> Stored data
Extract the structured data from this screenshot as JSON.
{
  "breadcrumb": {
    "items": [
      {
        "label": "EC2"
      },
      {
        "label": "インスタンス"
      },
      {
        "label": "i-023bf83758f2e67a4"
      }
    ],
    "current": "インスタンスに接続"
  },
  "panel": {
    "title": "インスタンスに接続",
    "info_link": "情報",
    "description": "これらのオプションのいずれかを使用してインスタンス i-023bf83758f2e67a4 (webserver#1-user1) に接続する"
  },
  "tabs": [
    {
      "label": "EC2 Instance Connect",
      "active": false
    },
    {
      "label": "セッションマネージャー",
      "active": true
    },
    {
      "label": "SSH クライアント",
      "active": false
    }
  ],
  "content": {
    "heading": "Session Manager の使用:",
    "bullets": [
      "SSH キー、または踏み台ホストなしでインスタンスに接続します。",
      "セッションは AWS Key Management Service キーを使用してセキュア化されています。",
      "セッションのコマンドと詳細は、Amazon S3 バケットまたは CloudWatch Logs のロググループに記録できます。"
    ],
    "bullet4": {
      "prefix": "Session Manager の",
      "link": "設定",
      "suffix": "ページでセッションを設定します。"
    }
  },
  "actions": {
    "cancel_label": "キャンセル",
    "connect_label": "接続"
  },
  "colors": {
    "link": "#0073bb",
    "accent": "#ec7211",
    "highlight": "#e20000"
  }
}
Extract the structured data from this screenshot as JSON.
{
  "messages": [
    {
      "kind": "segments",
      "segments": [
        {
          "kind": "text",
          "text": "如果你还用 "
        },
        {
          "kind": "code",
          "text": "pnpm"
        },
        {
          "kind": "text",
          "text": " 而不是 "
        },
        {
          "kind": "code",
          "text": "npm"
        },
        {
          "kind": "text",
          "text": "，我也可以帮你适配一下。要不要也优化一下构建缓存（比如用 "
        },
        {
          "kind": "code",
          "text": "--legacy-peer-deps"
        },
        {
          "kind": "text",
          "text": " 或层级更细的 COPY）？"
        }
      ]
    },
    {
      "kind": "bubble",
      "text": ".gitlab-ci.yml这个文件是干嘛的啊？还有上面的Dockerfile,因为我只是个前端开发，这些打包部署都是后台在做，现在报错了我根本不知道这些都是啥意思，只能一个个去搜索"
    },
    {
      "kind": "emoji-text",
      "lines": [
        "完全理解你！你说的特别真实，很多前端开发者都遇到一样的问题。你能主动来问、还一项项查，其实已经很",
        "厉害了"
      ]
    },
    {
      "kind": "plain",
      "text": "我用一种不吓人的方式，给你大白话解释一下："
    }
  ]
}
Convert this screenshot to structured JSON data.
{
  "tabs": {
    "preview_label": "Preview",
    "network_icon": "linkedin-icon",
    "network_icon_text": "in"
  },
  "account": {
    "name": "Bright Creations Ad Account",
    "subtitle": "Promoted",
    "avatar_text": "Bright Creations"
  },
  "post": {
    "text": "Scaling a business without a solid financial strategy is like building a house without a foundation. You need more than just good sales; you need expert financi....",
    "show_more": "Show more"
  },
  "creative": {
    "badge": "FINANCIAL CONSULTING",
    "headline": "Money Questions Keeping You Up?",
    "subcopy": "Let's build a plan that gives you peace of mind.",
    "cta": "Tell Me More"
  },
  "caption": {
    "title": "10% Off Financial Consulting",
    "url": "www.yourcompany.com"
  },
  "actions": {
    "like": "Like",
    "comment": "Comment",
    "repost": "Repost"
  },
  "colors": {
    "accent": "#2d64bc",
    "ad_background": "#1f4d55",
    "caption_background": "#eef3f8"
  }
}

> Task statement
The full set of records should be duplicated exactly.

> Problem solution
Extract the structured data from this screenshot as JSON.
{
  "breadcrumb": {
    "items": [
      {
        "label": "EC2"
      },
      {
        "label": "インスタンス"
      },
      {
        "label": "i-023bf83758f2e67a4"
      }
    ],
    "current": "インスタンスに接続"
  },
  "panel": {
    "title": "インスタンスに接続",
    "info_link": "情報",
    "description": "これらのオプションのいずれかを使用してインスタンス i-023bf83758f2e67a4 (webserver#1-user1) に接続する"
  },
  "tabs": [
    {
      "label": "EC2 Instance Connect",
      "active": false
    },
    {
      "label": "セッションマネージャー",
      "active": true
    },
    {
      "label": "SSH クライアント",
      "active": false
    }
  ],
  "content": {
    "heading": "Session Manager の使用:",
    "bullets": [
      "SSH キー、または踏み台ホストなしでインスタンスに接続します。",
      "セッションは AWS Key Management Service キーを使用してセキュア化されています。",
      "セッションのコマンドと詳細は、Amazon S3 バケットまたは CloudWatch Logs のロググループに記録できます。"
    ],
    "bullet4": {
      "prefix": "Session Manager の",
      "link": "設定",
      "suffix": "ページでセッションを設定します。"
    }
  },
  "actions": {
    "cancel_label": "キャンセル",
    "connect_label": "接続"
  },
  "colors": {
    "link": "#0073bb",
    "accent": "#ec7211",
    "highlight": "#e20000"
  }
}
Extract the structured data from this screenshot as JSON.
{
  "messages": [
    {
      "kind": "segments",
      "segments": [
        {
          "kind": "text",
          "text": "如果你还用 "
        },
        {
          "kind": "code",
          "text": "pnpm"
        },
        {
          "kind": "text",
          "text": " 而不是 "
        },
        {
          "kind": "code",
          "text": "npm"
        },
        {
          "kind": "text",
          "text": "，我也可以帮你适配一下。要不要也优化一下构建缓存（比如用 "
        },
        {
          "kind": "code",
          "text": "--legacy-peer-deps"
        },
        {
          "kind": "text",
          "text": " 或层级更细的 COPY）？"
        }
      ]
    },
    {
      "kind": "bubble",
      "text": ".gitlab-ci.yml这个文件是干嘛的啊？还有上面的Dockerfile,因为我只是个前端开发，这些打包部署都是后台在做，现在报错了我根本不知道这些都是啥意思，只能一个个去搜索"
    },
    {
      "kind": "emoji-text",
      "lines": [
        "完全理解你！你说的特别真实，很多前端开发者都遇到一样的问题。你能主动来问、还一项项查，其实已经很",
        "厉害了"
      ]
    },
    {
      "kind": "plain",
      "text": "我用一种不吓人的方式，给你大白话解释一下："
    }
  ]
}
Convert this screenshot to structured JSON data.
{
  "tabs": {
    "preview_label": "Preview",
    "network_icon": "linkedin-icon",
    "network_icon_text": "in"
  },
  "account": {
    "name": "Bright Creations Ad Account",
    "subtitle": "Promoted",
    "avatar_text": "Bright Creations"
  },
  "post": {
    "text": "Scaling a business without a solid financial strategy is like building a house without a foundation. You need more than just good sales; you need expert financi....",
    "show_more": "Show more"
  },
  "creative": {
    "badge": "FINANCIAL CONSULTING",
    "headline": "Money Questions Keeping You Up?",
    "subcopy": "Let's build a plan that gives you peace of mind.",
    "cta": "Tell Me More"
  },
  "caption": {
    "title": "10% Off Financial Consulting",
    "url": "www.yourcompany.com"
  },
  "actions": {
    "like": "Like",
    "comment": "Comment",
    "repost": "Repost"
  },
  "colors": {
    "accent": "#2d64bc",
    "ad_background": "#1f4d55",
    "caption_background": "#eef3f8"
  }
}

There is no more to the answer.